#### Task:
Please transcribe the records precisely; pictures stay out of your copy.

#### Given records:

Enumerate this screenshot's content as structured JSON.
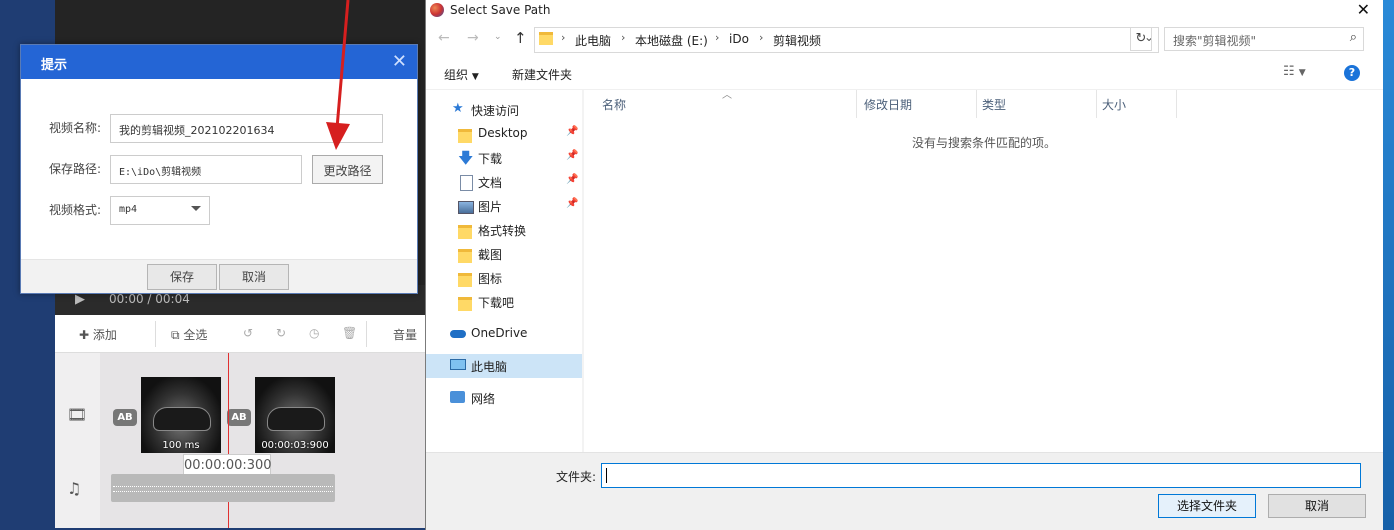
{
  "editor": {
    "time_current": "00:00",
    "time_sep": " / ",
    "time_total": "00:04",
    "toolbar": {
      "add_label": "添加",
      "select_all_label": "全选",
      "volume_label": "音量"
    },
    "clips": [
      {
        "duration": "100 ms"
      },
      {
        "duration": "00:00:03:900"
      }
    ],
    "transition_label": "AB",
    "playhead_time": "00:00:00:300"
  },
  "prompt_dialog": {
    "title": "提示",
    "name_label": "视频名称:",
    "name_value": "我的剪辑视频_202102201634",
    "path_label": "保存路径:",
    "path_value": "E:\\iDo\\剪辑视频",
    "change_path_button": "更改路径",
    "format_label": "视频格式:",
    "format_value": "mp4",
    "save_button": "保存",
    "cancel_button": "取消"
  },
  "save_dialog": {
    "title": "Select Save Path",
    "breadcrumbs": [
      "此电脑",
      "本地磁盘 (E:)",
      "iDo",
      "剪辑视频"
    ],
    "search_placeholder": "搜索\"剪辑视频\"",
    "organize_label": "组织",
    "new_folder_label": "新建文件夹",
    "nav": {
      "quick_access": "快速访问",
      "items": [
        {
          "label": "Desktop",
          "icon": "folder-icon",
          "pinned": true
        },
        {
          "label": "下载",
          "icon": "download-arrow-icon",
          "pinned": true
        },
        {
          "label": "文档",
          "icon": "document-icon",
          "pinned": true
        },
        {
          "label": "图片",
          "icon": "picture-icon",
          "pinned": true
        },
        {
          "label": "格式转换",
          "icon": "folder-icon",
          "pinned": false
        },
        {
          "label": "截图",
          "icon": "folder-icon",
          "pinned": false
        },
        {
          "label": "图标",
          "icon": "folder-icon",
          "pinned": false
        },
        {
          "label": "下载吧",
          "icon": "folder-icon",
          "pinned": false
        }
      ],
      "onedrive": "OneDrive",
      "this_pc": "此电脑",
      "network": "网络"
    },
    "columns": [
      "名称",
      "修改日期",
      "类型",
      "大小"
    ],
    "empty_message": "没有与搜索条件匹配的项。",
    "folder_label": "文件夹:",
    "folder_value": "",
    "select_button": "选择文件夹",
    "cancel_button": "取消"
  },
  "colors": {
    "dialog_title_blue": "#2465d5",
    "selected_nav": "#cce4f7",
    "help_blue": "#1a73d9",
    "playhead_red": "#e03030"
  }
}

#### Exercise answer:
Enumerate this screenshot's content as structured JSON.
{
  "editor": {
    "time_current": "00:00",
    "time_sep": " / ",
    "time_total": "00:04",
    "toolbar": {
      "add_label": "添加",
      "select_all_label": "全选",
      "volume_label": "音量"
    },
    "clips": [
      {
        "duration": "100 ms"
      },
      {
        "duration": "00:00:03:900"
      }
    ],
    "transition_label": "AB",
    "playhead_time": "00:00:00:300"
  },
  "prompt_dialog": {
    "title": "提示",
    "name_label": "视频名称:",
    "name_value": "我的剪辑视频_202102201634",
    "path_label": "保存路径:",
    "path_value": "E:\\iDo\\剪辑视频",
    "change_path_button": "更改路径",
    "format_label": "视频格式:",
    "format_value": "mp4",
    "save_button": "保存",
    "cancel_button": "取消"
  },
  "save_dialog": {
    "title": "Select Save Path",
    "breadcrumbs": [
      "此电脑",
      "本地磁盘 (E:)",
      "iDo",
      "剪辑视频"
    ],
    "search_placeholder": "搜索\"剪辑视频\"",
    "organize_label": "组织",
    "new_folder_label": "新建文件夹",
    "nav": {
      "quick_access": "快速访问",
      "items": [
        {
          "label": "Desktop",
          "icon": "folder-icon",
          "pinned": true
        },
        {
          "label": "下载",
          "icon": "download-arrow-icon",
          "pinned": true
        },
        {
          "label": "文档",
          "icon": "document-icon",
          "pinned": true
        },
        {
          "label": "图片",
          "icon": "picture-icon",
          "pinned": true
        },
        {
          "label": "格式转换",
          "icon": "folder-icon",
          "pinned": false
        },
        {
          "label": "截图",
          "icon": "folder-icon",
          "pinned": false
        },
        {
          "label": "图标",
          "icon": "folder-icon",
          "pinned": false
        },
        {
          "label": "下载吧",
          "icon": "folder-icon",
          "pinned": false
        }
      ],
      "onedrive": "OneDrive",
      "this_pc": "此电脑",
      "network": "网络"
    },
    "columns": [
      "名称",
      "修改日期",
      "类型",
      "大小"
    ],
    "empty_message": "没有与搜索条件匹配的项。",
    "folder_label": "文件夹:",
    "folder_value": "",
    "select_button": "选择文件夹",
    "cancel_button": "取消"
  },
  "colors": {
    "dialog_title_blue": "#2465d5",
    "selected_nav": "#cce4f7",
    "help_blue": "#1a73d9",
    "playhead_red": "#e03030"
  }
}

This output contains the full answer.